▶ **EXERCISE PROMPT**: Go through the data below. Pull out every line that has the word "公司安监站".

══ RECORDS SUPPLIED ══

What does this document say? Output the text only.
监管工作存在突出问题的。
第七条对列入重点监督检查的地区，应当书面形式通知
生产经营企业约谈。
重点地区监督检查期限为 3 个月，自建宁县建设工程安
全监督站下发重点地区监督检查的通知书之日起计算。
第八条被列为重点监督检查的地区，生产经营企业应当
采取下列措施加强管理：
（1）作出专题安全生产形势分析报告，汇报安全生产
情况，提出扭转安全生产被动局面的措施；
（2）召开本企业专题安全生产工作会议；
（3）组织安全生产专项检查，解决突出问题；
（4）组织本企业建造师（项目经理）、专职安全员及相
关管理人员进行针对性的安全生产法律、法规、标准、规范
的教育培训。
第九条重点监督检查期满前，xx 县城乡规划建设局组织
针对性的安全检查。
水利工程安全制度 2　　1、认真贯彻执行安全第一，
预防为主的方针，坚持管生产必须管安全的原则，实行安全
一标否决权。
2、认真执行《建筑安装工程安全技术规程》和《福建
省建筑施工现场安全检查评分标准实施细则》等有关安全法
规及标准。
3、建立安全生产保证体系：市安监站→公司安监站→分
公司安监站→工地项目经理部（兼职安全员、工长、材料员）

═══

▶ **RESULT OF THIS TASK**:
3、建立安全生产保证体系：市安监站→公司安监站→分
公司安监站→工地项目经理部（兼职安全员、工长、材料员）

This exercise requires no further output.